* **TEXT**
** begin **

1

Coming from C and C++, I have recently started to learn x86-64 assembly to understand better the workings of my programs.

I know that the convention in x64 assembly is to reserve 32 bytes of 'shadow store' on the stack before calling a function (by doing: subq $0x20, %rsp).

What I am unsure about is: is the callee responsible for incrementing %rsp again, or the caller?

In other words (using printf as an example), would number 1 or number 2 be correct (or perhaps neither :P)?

1.

subq $0x20, %rsp
movabsq $msg, %rcx
callq printf
subq $0x20, %rsp
movabsq $msg, %rcx
callq printf
addq $0x20, %rsp

(... where msg is an ascii string stored in the .data section that I am passing to printf)

I am on Windows 10, using GAS as my assembler.

Any help would be much appreciated, cheers.

Peter Cordes
  • 328,167
  • 45
  • 605
  • 847
  • 1
    `printf` is a [varargs](https://en.wikipedia.org/wiki/Variadic_function) function. In the general case, it is legal in C to pass to a varargs function more parameters than it uses -- so it must be the caller that pops arguments as they're the only one that really knows how many parameters were passed and so how many to pop. I'm sure there are some nuances to this, though. It is possible to allocate shadow store in prologue -- it doesn't have to be done per call site. – Erik Eidt Jul 31 '22 at 23:26
  • @ErikEidt yes, thank you, that seems perfectly reasonable as you say because `printf` itself has no clue regarding the actual number of parameters you have passed to it. However, the point that is confounding me is this 'shadow store' of 32 bytes that have to be allocated on the stack before calling any function (to guarantee the function a minimum of 32 bytes it can use). Do I (the caller) free these bytes, or must the function do it? – Gregor Hartl Watters Jul 31 '22 at 23:31
  • 2
    The caller is expected to manage the shadow and provide it to the callee. The space is owned by the caller: to be deallocated by the caller. It would be minimal for caller to allocate shadow once in prologue and deallocate in epilogue rather than per each call site within the caller's function body. Allocation of all shadow space (and all parameter passing space) can be done by examination of the whole function prior to generation of prologue, epilogue and the code for the body. – Erik Eidt Aug 01 '22 at 00:05
  • 2
    Note also that you need to emit unwind data if your function moves the stack pointer or modifies any non0-volatile registers. – Raymond Chen Aug 01 '22 at 02:14
  • @ErikEidt that is brilliant, you could not have been clearer. Thank you. – Gregor Hartl Watters Aug 01 '22 at 02:26

1 Answers1

2

Deallocating shadow space is the caller's responsibility.

** end **

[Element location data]
** begin **

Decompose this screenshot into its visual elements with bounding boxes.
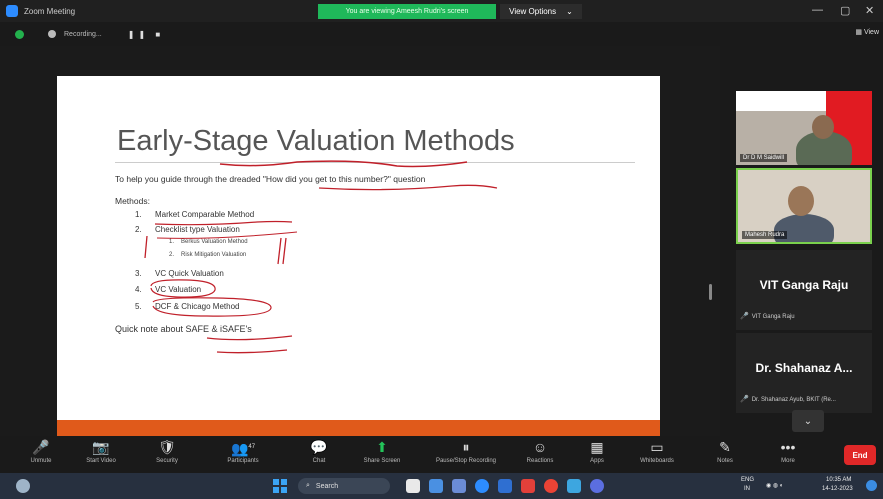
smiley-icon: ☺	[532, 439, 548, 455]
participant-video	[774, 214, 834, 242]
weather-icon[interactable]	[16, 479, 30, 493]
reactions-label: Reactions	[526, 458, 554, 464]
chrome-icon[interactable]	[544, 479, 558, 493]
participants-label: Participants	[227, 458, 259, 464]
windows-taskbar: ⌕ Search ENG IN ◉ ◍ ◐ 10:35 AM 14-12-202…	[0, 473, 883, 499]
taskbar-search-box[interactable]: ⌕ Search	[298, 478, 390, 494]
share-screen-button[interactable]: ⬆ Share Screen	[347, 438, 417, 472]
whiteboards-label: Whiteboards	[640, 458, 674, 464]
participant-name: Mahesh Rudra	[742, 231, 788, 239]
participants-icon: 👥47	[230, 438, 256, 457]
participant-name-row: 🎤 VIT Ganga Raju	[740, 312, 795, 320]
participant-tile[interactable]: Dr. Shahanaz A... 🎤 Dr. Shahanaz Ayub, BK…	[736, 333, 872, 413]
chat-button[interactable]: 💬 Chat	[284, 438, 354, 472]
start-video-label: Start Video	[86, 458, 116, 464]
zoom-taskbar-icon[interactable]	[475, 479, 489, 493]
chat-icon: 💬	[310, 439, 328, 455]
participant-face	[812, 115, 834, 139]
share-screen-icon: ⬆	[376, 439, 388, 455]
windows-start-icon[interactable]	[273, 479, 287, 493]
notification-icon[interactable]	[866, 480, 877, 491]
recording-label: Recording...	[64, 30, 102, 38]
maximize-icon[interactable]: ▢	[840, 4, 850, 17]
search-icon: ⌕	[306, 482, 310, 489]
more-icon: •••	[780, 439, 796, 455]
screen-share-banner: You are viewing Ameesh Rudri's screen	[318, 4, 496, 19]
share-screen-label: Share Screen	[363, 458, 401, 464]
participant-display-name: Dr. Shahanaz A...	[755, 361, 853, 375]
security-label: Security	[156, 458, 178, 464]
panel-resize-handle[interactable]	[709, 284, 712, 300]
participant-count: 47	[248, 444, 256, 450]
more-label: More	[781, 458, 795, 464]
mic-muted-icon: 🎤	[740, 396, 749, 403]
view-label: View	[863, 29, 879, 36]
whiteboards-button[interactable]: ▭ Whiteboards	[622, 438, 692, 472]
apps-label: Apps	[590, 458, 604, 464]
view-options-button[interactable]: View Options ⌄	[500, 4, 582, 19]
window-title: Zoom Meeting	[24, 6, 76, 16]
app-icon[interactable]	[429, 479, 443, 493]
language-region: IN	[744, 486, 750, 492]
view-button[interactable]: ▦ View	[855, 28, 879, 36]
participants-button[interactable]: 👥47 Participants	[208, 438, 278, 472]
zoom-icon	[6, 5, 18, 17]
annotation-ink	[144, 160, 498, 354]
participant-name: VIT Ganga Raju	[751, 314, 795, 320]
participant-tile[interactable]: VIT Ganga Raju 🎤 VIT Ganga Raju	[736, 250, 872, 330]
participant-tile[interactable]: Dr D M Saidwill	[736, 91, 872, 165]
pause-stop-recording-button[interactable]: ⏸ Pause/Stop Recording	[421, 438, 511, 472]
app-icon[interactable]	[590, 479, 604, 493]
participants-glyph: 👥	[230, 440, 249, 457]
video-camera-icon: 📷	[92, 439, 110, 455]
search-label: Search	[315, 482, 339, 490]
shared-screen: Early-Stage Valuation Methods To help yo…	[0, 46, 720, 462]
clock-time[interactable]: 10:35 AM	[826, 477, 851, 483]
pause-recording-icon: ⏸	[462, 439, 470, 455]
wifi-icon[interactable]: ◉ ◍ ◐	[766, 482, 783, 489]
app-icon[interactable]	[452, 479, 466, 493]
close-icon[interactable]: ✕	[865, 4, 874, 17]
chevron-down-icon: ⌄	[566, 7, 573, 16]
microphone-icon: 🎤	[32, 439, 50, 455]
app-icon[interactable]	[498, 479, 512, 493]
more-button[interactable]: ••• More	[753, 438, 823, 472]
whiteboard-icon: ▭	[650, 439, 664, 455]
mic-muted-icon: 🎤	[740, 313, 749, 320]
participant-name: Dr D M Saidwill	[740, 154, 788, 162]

** end **

* **OBJECTIVE**
Swap "callee" for "called function" while rewriting everything in the thread from "I know that" down to "or the caller?". The entries come from a source separate from the thread.

* **RESPONSE**
I know that the convention in x64 assembly is to reserve 32 bytes of 'shadow store' on the stack before calling a function (by doing: subq $0x20, %rsp).

What I am unsure about is: is the called function responsible for incrementing %rsp again, or the caller?